Task to complete:
Without the pictures, set down every line of the data exactly.

** Begin Records provided **

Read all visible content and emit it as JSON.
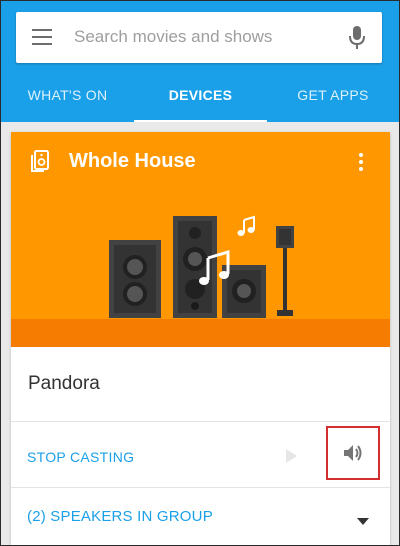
{
  "search": {
    "placeholder": "Search movies and shows"
  },
  "tabs": [
    {
      "label": "WHAT'S ON",
      "active": false
    },
    {
      "label": "DEVICES",
      "active": true
    },
    {
      "label": "GET APPS",
      "active": false
    }
  ],
  "device_card": {
    "group_name": "Whole House",
    "now_playing": "Pandora",
    "stop_casting_label": "STOP CASTING",
    "speakers_in_group_label": "(2) SPEAKERS IN GROUP"
  },
  "icons": {
    "menu": "hamburger-menu-icon",
    "mic": "microphone-icon",
    "group": "speaker-group-icon",
    "more": "more-vertical-icon",
    "play": "play-icon",
    "volume": "volume-icon",
    "expand": "caret-down-icon"
  },
  "colors": {
    "app_bar": "#1aa0e8",
    "hero": "#ff9800",
    "hero_band": "#f57c00",
    "accent_text": "#1aa0e8",
    "highlight_box": "#d32f2f"
  }
}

** End Records provided **

Response to the exercise:
Read all visible content and emit it as JSON.
{
  "search": {
    "placeholder": "Search movies and shows"
  },
  "tabs": [
    {
      "label": "WHAT'S ON",
      "active": false
    },
    {
      "label": "DEVICES",
      "active": true
    },
    {
      "label": "GET APPS",
      "active": false
    }
  ],
  "device_card": {
    "group_name": "Whole House",
    "now_playing": "Pandora",
    "stop_casting_label": "STOP CASTING",
    "speakers_in_group_label": "(2) SPEAKERS IN GROUP"
  },
  "icons": {
    "menu": "hamburger-menu-icon",
    "mic": "microphone-icon",
    "group": "speaker-group-icon",
    "more": "more-vertical-icon",
    "play": "play-icon",
    "volume": "volume-icon",
    "expand": "caret-down-icon"
  },
  "colors": {
    "app_bar": "#1aa0e8",
    "hero": "#ff9800",
    "hero_band": "#f57c00",
    "accent_text": "#1aa0e8",
    "highlight_box": "#d32f2f"
  }
}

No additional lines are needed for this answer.